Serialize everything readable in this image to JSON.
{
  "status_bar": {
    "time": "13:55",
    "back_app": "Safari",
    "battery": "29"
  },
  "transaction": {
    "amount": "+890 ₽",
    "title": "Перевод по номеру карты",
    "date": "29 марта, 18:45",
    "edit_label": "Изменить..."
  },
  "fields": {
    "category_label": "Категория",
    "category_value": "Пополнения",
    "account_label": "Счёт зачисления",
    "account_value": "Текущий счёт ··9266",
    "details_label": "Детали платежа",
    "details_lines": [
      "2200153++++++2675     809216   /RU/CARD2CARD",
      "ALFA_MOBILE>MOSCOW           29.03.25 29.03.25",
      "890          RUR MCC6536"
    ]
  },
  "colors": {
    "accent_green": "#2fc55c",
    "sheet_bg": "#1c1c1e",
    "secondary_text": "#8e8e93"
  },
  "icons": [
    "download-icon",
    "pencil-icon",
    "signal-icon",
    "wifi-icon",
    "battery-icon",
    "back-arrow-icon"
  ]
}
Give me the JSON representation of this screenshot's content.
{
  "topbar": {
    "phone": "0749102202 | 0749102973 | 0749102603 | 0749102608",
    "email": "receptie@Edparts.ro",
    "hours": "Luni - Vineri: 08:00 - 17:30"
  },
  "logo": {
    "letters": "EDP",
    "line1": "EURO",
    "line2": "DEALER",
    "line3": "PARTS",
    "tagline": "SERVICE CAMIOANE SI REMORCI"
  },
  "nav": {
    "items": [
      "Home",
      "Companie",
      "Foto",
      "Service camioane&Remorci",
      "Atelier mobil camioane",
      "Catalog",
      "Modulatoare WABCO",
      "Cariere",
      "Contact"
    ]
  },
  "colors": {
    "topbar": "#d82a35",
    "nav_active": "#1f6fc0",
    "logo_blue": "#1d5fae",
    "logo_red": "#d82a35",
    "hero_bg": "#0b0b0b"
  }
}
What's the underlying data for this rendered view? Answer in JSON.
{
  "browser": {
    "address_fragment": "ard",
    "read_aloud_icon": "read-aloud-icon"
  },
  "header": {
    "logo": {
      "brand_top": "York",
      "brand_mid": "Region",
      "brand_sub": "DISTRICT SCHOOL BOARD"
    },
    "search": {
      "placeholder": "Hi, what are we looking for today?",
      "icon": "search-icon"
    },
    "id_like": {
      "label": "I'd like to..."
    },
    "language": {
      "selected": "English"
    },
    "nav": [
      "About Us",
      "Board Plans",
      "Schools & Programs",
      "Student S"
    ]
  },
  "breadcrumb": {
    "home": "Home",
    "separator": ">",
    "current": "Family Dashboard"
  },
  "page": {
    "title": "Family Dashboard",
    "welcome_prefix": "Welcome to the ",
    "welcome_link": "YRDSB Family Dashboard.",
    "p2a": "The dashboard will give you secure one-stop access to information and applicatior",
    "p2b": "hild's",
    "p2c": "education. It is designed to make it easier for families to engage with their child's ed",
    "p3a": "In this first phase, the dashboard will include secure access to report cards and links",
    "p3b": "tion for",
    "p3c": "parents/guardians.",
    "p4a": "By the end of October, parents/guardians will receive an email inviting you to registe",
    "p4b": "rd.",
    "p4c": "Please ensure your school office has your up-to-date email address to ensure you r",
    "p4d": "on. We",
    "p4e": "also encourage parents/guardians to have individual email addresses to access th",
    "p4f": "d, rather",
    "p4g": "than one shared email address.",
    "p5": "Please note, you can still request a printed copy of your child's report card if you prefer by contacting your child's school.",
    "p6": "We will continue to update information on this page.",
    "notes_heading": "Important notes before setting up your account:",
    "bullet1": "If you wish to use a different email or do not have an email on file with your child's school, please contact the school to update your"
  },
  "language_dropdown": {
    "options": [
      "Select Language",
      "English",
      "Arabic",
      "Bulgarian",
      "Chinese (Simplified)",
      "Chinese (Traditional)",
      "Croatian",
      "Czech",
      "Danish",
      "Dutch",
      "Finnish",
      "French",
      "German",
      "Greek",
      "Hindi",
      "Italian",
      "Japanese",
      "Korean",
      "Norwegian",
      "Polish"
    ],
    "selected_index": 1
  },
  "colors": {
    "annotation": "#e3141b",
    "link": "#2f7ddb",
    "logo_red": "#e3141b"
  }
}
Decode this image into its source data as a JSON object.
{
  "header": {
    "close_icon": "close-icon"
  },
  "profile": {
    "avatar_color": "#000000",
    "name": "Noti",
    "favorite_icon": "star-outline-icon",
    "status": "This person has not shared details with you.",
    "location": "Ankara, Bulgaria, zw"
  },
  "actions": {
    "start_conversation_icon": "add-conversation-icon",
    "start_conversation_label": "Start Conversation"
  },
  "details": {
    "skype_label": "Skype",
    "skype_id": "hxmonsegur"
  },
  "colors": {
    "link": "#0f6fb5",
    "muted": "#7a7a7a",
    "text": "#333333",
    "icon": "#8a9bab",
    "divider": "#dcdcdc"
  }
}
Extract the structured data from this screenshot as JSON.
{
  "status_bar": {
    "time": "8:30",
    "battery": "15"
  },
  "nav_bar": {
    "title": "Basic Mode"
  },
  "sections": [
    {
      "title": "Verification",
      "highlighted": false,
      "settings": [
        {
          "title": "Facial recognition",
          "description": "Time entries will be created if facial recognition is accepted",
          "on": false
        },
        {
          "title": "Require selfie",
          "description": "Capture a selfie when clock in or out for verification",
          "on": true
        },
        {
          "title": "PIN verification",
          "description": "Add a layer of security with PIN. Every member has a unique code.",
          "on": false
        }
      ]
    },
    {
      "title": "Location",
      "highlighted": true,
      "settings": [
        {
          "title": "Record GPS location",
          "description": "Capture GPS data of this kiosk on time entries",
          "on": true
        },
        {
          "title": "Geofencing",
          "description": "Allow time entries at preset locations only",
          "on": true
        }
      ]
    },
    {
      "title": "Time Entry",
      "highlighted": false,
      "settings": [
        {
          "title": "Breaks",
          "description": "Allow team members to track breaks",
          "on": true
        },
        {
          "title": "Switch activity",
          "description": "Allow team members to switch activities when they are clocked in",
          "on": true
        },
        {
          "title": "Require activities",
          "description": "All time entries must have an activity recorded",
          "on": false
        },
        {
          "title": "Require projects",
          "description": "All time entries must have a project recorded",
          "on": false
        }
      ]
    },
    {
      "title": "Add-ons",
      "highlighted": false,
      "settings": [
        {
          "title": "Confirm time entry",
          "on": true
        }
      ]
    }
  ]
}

» **Given instruction**
Write down all the entries again without a single difference.

» **Solved exercise**
Serialize everything readable in this image to JSON.
{
  "status_bar": {
    "time": "13:55",
    "back_app": "Safari",
    "battery": "29"
  },
  "transaction": {
    "amount": "+890 ₽",
    "title": "Перевод по номеру карты",
    "date": "29 марта, 18:45",
    "edit_label": "Изменить..."
  },
  "fields": {
    "category_label": "Категория",
    "category_value": "Пополнения",
    "account_label": "Счёт зачисления",
    "account_value": "Текущий счёт ··9266",
    "details_label": "Детали платежа",
    "details_lines": [
      "2200153++++++2675     809216   /RU/CARD2CARD",
      "ALFA_MOBILE>MOSCOW           29.03.25 29.03.25",
      "890          RUR MCC6536"
    ]
  },
  "colors": {
    "accent_green": "#2fc55c",
    "sheet_bg": "#1c1c1e",
    "secondary_text": "#8e8e93"
  },
  "icons": [
    "download-icon",
    "pencil-icon",
    "signal-icon",
    "wifi-icon",
    "battery-icon",
    "back-arrow-icon"
  ]
}
Give me the JSON representation of this screenshot's content.
{
  "topbar": {
    "phone": "0749102202 | 0749102973 | 0749102603 | 0749102608",
    "email": "receptie@Edparts.ro",
    "hours": "Luni - Vineri: 08:00 - 17:30"
  },
  "logo": {
    "letters": "EDP",
    "line1": "EURO",
    "line2": "DEALER",
    "line3": "PARTS",
    "tagline": "SERVICE CAMIOANE SI REMORCI"
  },
  "nav": {
    "items": [
      "Home",
      "Companie",
      "Foto",
      "Service camioane&Remorci",
      "Atelier mobil camioane",
      "Catalog",
      "Modulatoare WABCO",
      "Cariere",
      "Contact"
    ]
  },
  "colors": {
    "topbar": "#d82a35",
    "nav_active": "#1f6fc0",
    "logo_blue": "#1d5fae",
    "logo_red": "#d82a35",
    "hero_bg": "#0b0b0b"
  }
}
What's the underlying data for this rendered view? Answer in JSON.
{
  "browser": {
    "address_fragment": "ard",
    "read_aloud_icon": "read-aloud-icon"
  },
  "header": {
    "logo": {
      "brand_top": "York",
      "brand_mid": "Region",
      "brand_sub": "DISTRICT SCHOOL BOARD"
    },
    "search": {
      "placeholder": "Hi, what are we looking for today?",
      "icon": "search-icon"
    },
    "id_like": {
      "label": "I'd like to..."
    },
    "language": {
      "selected": "English"
    },
    "nav": [
      "About Us",
      "Board Plans",
      "Schools & Programs",
      "Student S"
    ]
  },
  "breadcrumb": {
    "home": "Home",
    "separator": ">",
    "current": "Family Dashboard"
  },
  "page": {
    "title": "Family Dashboard",
    "welcome_prefix": "Welcome to the ",
    "welcome_link": "YRDSB Family Dashboard.",
    "p2a": "The dashboard will give you secure one-stop access to information and applicatior",
    "p2b": "hild's",
    "p2c": "education. It is designed to make it easier for families to engage with their child's ed",
    "p3a": "In this first phase, the dashboard will include secure access to report cards and links",
    "p3b": "tion for",
    "p3c": "parents/guardians.",
    "p4a": "By the end of October, parents/guardians will receive an email inviting you to registe",
    "p4b": "rd.",
    "p4c": "Please ensure your school office has your up-to-date email address to ensure you r",
    "p4d": "on. We",
    "p4e": "also encourage parents/guardians to have individual email addresses to access th",
    "p4f": "d, rather",
    "p4g": "than one shared email address.",
    "p5": "Please note, you can still request a printed copy of your child's report card if you prefer by contacting your child's school.",
    "p6": "We will continue to update information on this page.",
    "notes_heading": "Important notes before setting up your account:",
    "bullet1": "If you wish to use a different email or do not have an email on file with your child's school, please contact the school to update your"
  },
  "language_dropdown": {
    "options": [
      "Select Language",
      "English",
      "Arabic",
      "Bulgarian",
      "Chinese (Simplified)",
      "Chinese (Traditional)",
      "Croatian",
      "Czech",
      "Danish",
      "Dutch",
      "Finnish",
      "French",
      "German",
      "Greek",
      "Hindi",
      "Italian",
      "Japanese",
      "Korean",
      "Norwegian",
      "Polish"
    ],
    "selected_index": 1
  },
  "colors": {
    "annotation": "#e3141b",
    "link": "#2f7ddb",
    "logo_red": "#e3141b"
  }
}
Decode this image into its source data as a JSON object.
{
  "header": {
    "close_icon": "close-icon"
  },
  "profile": {
    "avatar_color": "#000000",
    "name": "Noti",
    "favorite_icon": "star-outline-icon",
    "status": "This person has not shared details with you.",
    "location": "Ankara, Bulgaria, zw"
  },
  "actions": {
    "start_conversation_icon": "add-conversation-icon",
    "start_conversation_label": "Start Conversation"
  },
  "details": {
    "skype_label": "Skype",
    "skype_id": "hxmonsegur"
  },
  "colors": {
    "link": "#0f6fb5",
    "muted": "#7a7a7a",
    "text": "#333333",
    "icon": "#8a9bab",
    "divider": "#dcdcdc"
  }
}
Extract the structured data from this screenshot as JSON.
{
  "status_bar": {
    "time": "8:30",
    "battery": "15"
  },
  "nav_bar": {
    "title": "Basic Mode"
  },
  "sections": [
    {
      "title": "Verification",
      "highlighted": false,
      "settings": [
        {
          "title": "Facial recognition",
          "description": "Time entries will be created if facial recognition is accepted",
          "on": false
        },
        {
          "title": "Require selfie",
          "description": "Capture a selfie when clock in or out for verification",
          "on": true
        },
        {
          "title": "PIN verification",
          "description": "Add a layer of security with PIN. Every member has a unique code.",
          "on": false
        }
      ]
    },
    {
      "title": "Location",
      "highlighted": true,
      "settings": [
        {
          "title": "Record GPS location",
          "description": "Capture GPS data of this kiosk on time entries",
          "on": true
        },
        {
          "title": "Geofencing",
          "description": "Allow time entries at preset locations only",
          "on": true
        }
      ]
    },
    {
      "title": "Time Entry",
      "highlighted": false,
      "settings": [
        {
          "title": "Breaks",
          "description": "Allow team members to track breaks",
          "on": true
        },
        {
          "title": "Switch activity",
          "description": "Allow team members to switch activities when they are clocked in",
          "on": true
        },
        {
          "title": "Require activities",
          "description": "All time entries must have an activity recorded",
          "on": false
        },
        {
          "title": "Require projects",
          "description": "All time entries must have a project recorded",
          "on": false
        }
      ]
    },
    {
      "title": "Add-ons",
      "highlighted": false,
      "settings": [
        {
          "title": "Confirm time entry",
          "on": true
        }
      ]
    }
  ]
}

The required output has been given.